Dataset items
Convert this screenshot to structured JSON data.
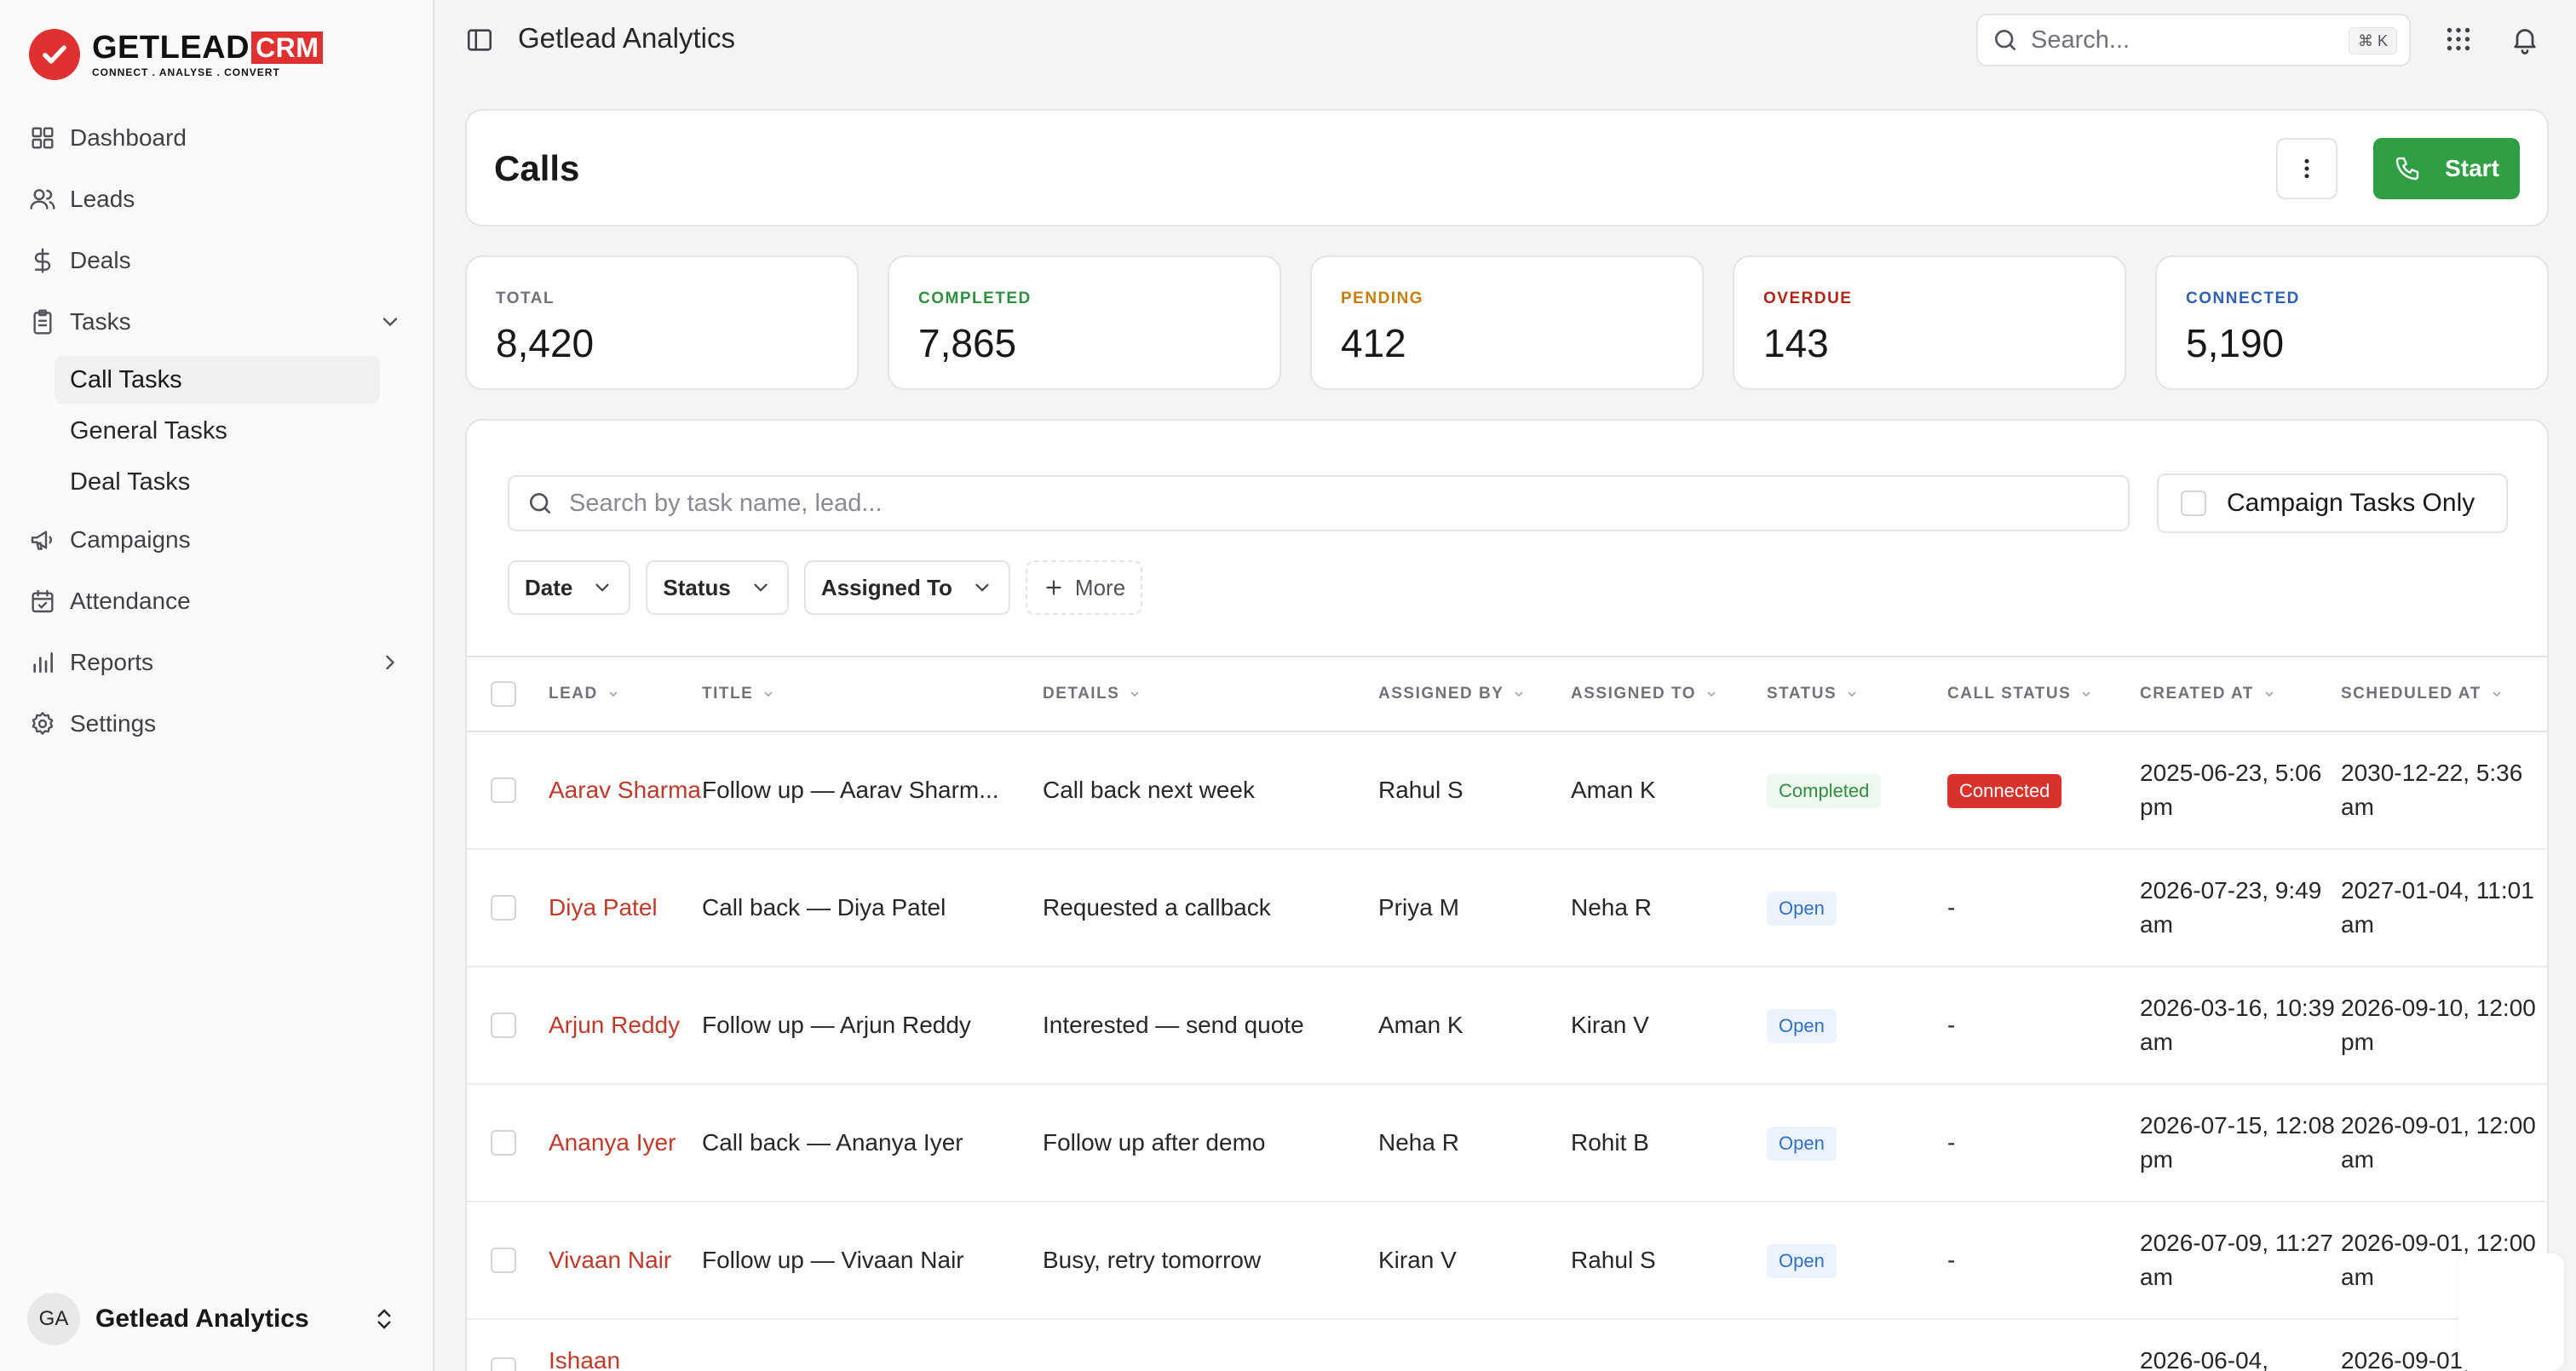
{
  "brand": {
    "name": "GETLEAD",
    "crm": "CRM",
    "tagline": "CONNECT  .  ANALYSE  .  CONVERT"
  },
  "sidebar": {
    "items": [
      {
        "label": "Dashboard",
        "icon": "grid-icon"
      },
      {
        "label": "Leads",
        "icon": "users-icon"
      },
      {
        "label": "Deals",
        "icon": "dollar-icon"
      },
      {
        "label": "Tasks",
        "icon": "clipboard-icon",
        "expanded": true
      },
      {
        "label": "Campaigns",
        "icon": "megaphone-icon"
      },
      {
        "label": "Attendance",
        "icon": "calendar-check-icon"
      },
      {
        "label": "Reports",
        "icon": "bar-chart-icon"
      },
      {
        "label": "Settings",
        "icon": "gear-icon"
      }
    ],
    "task_subitems": [
      {
        "label": "Call Tasks",
        "active": true
      },
      {
        "label": "General Tasks"
      },
      {
        "label": "Deal Tasks"
      }
    ],
    "account": {
      "initials": "GA",
      "name": "Getlead Analytics"
    }
  },
  "header": {
    "title": "Getlead Analytics",
    "search_placeholder": "Search...",
    "search_shortcut": "⌘ K"
  },
  "page": {
    "title": "Calls",
    "start_label": "Start"
  },
  "stats": [
    {
      "label": "TOTAL",
      "value": "8,420",
      "color": "#71717a"
    },
    {
      "label": "COMPLETED",
      "value": "7,865",
      "color": "#2f8f3f"
    },
    {
      "label": "PENDING",
      "value": "412",
      "color": "#c77d0a"
    },
    {
      "label": "OVERDUE",
      "value": "143",
      "color": "#b42318"
    },
    {
      "label": "CONNECTED",
      "value": "5,190",
      "color": "#2f5fb3"
    }
  ],
  "filters": {
    "search_placeholder": "Search by task name, lead...",
    "campaign_only_label": "Campaign Tasks Only",
    "buttons": [
      "Date",
      "Status",
      "Assigned To"
    ],
    "more_label": "More"
  },
  "table": {
    "columns": [
      "LEAD",
      "TITLE",
      "DETAILS",
      "ASSIGNED BY",
      "ASSIGNED TO",
      "STATUS",
      "CALL STATUS",
      "CREATED AT",
      "SCHEDULED AT"
    ],
    "rows": [
      {
        "lead": "Aarav Sharma",
        "title": "Follow up — Aarav Sharm...",
        "details": "Call back next week",
        "assigned_by": "Rahul S",
        "assigned_to": "Aman K",
        "status": "Completed",
        "call_status": "Connected",
        "created": "2025-06-23, 5:06 pm",
        "scheduled": "2030-12-22, 5:36 am"
      },
      {
        "lead": "Diya Patel",
        "title": "Call back — Diya Patel",
        "details": "Requested a callback",
        "assigned_by": "Priya M",
        "assigned_to": "Neha R",
        "status": "Open",
        "call_status": "-",
        "created": "2026-07-23, 9:49 am",
        "scheduled": "2027-01-04, 11:01 am"
      },
      {
        "lead": "Arjun Reddy",
        "title": "Follow up — Arjun Reddy",
        "details": "Interested — send quote",
        "assigned_by": "Aman K",
        "assigned_to": "Kiran V",
        "status": "Open",
        "call_status": "-",
        "created": "2026-03-16, 10:39 am",
        "scheduled": "2026-09-10, 12:00 pm"
      },
      {
        "lead": "Ananya Iyer",
        "title": "Call back — Ananya Iyer",
        "details": "Follow up after demo",
        "assigned_by": "Neha R",
        "assigned_to": "Rohit B",
        "status": "Open",
        "call_status": "-",
        "created": "2026-07-15, 12:08 pm",
        "scheduled": "2026-09-01, 12:00 am"
      },
      {
        "lead": "Vivaan Nair",
        "title": "Follow up — Vivaan Nair",
        "details": "Busy, retry tomorrow",
        "assigned_by": "Kiran V",
        "assigned_to": "Rahul S",
        "status": "Open",
        "call_status": "-",
        "created": "2026-07-09, 11:27 am",
        "scheduled": "2026-09-01, 12:00 am"
      },
      {
        "lead": "Ishaan",
        "title": "",
        "details": "",
        "assigned_by": "",
        "assigned_to": "",
        "status": "",
        "call_status": "",
        "created": "2026-06-04,",
        "scheduled": "2026-09-01,"
      }
    ]
  }
}
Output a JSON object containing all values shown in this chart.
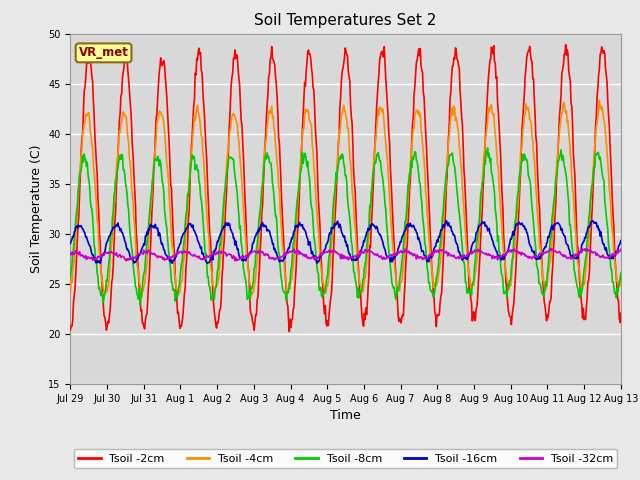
{
  "title": "Soil Temperatures Set 2",
  "xlabel": "Time",
  "ylabel": "Soil Temperature (C)",
  "ylim": [
    15,
    50
  ],
  "yticks": [
    15,
    20,
    25,
    30,
    35,
    40,
    45,
    50
  ],
  "annotation_text": "VR_met",
  "annotation_color": "#8B0000",
  "annotation_bg": "#FFFF99",
  "annotation_border": "#8B6914",
  "fig_bg": "#E8E8E8",
  "plot_bg": "#D8D8D8",
  "series_keys": [
    "Tsoil -2cm",
    "Tsoil -4cm",
    "Tsoil -8cm",
    "Tsoil -16cm",
    "Tsoil -32cm"
  ],
  "series_colors": [
    "#FF0000",
    "#FF8C00",
    "#00CC00",
    "#0000CC",
    "#CC00CC"
  ],
  "series_lw": [
    1.2,
    1.2,
    1.2,
    1.2,
    1.2
  ],
  "x_tick_labels": [
    "Jul 29",
    "Jul 30",
    "Jul 31",
    "Aug 1",
    "Aug 2",
    "Aug 3",
    "Aug 4",
    "Aug 5",
    "Aug 6",
    "Aug 7",
    "Aug 8",
    "Aug 9",
    "Aug 10",
    "Aug 11",
    "Aug 12",
    "Aug 13"
  ],
  "n_days": 15,
  "pts_per_day": 48,
  "params_2cm": {
    "base": 34.0,
    "amp": 13.5,
    "phase": -1.5708,
    "noise": 0.4
  },
  "params_4cm": {
    "base": 33.0,
    "amp": 9.0,
    "phase": -1.2708,
    "noise": 0.3
  },
  "params_8cm": {
    "base": 30.5,
    "amp": 7.0,
    "phase": -0.7708,
    "noise": 0.3
  },
  "params_16cm": {
    "base": 29.0,
    "amp": 1.8,
    "phase": 0.0,
    "noise": 0.15
  },
  "params_32cm": {
    "base": 27.8,
    "amp": 0.35,
    "phase": 1.0,
    "noise": 0.1
  },
  "title_fontsize": 11,
  "label_fontsize": 9,
  "tick_fontsize": 7,
  "legend_fontsize": 8
}
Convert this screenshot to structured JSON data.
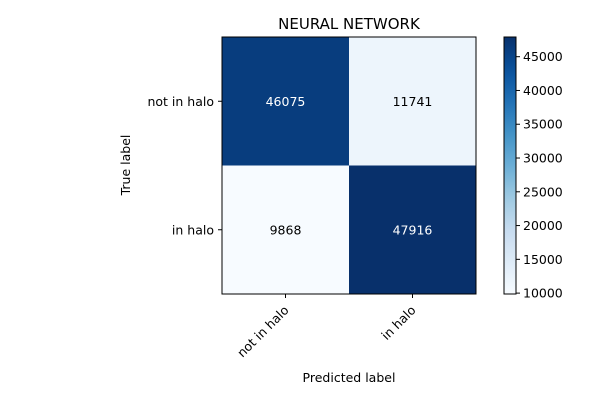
{
  "chart_data": {
    "type": "heatmap",
    "title": "NEURAL NETWORK",
    "xlabel": "Predicted label",
    "ylabel": "True label",
    "x_categories": [
      "not in halo",
      "in halo"
    ],
    "y_categories": [
      "not in halo",
      "in halo"
    ],
    "values": [
      [
        46075,
        11741
      ],
      [
        9868,
        47916
      ]
    ],
    "colormap": "Blues",
    "color_range": [
      9868,
      47916
    ],
    "colorbar_ticks": [
      10000,
      15000,
      20000,
      25000,
      30000,
      35000,
      40000,
      45000
    ],
    "colorbar_min_color": "#f7fbff",
    "colorbar_max_color": "#08306b",
    "grid": false
  }
}
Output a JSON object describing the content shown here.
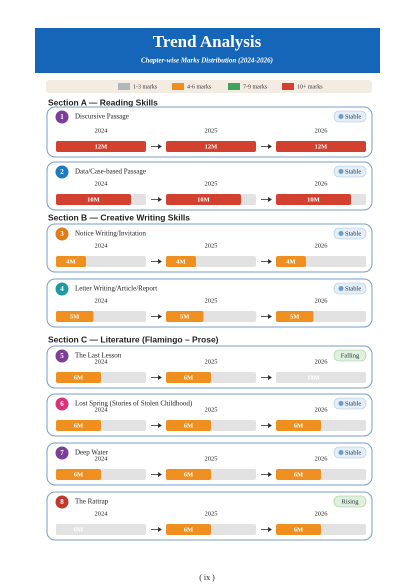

**What you should do**.
Working from the material above, state how many lines contain "Aarav"; give only the number.

**Response**.
2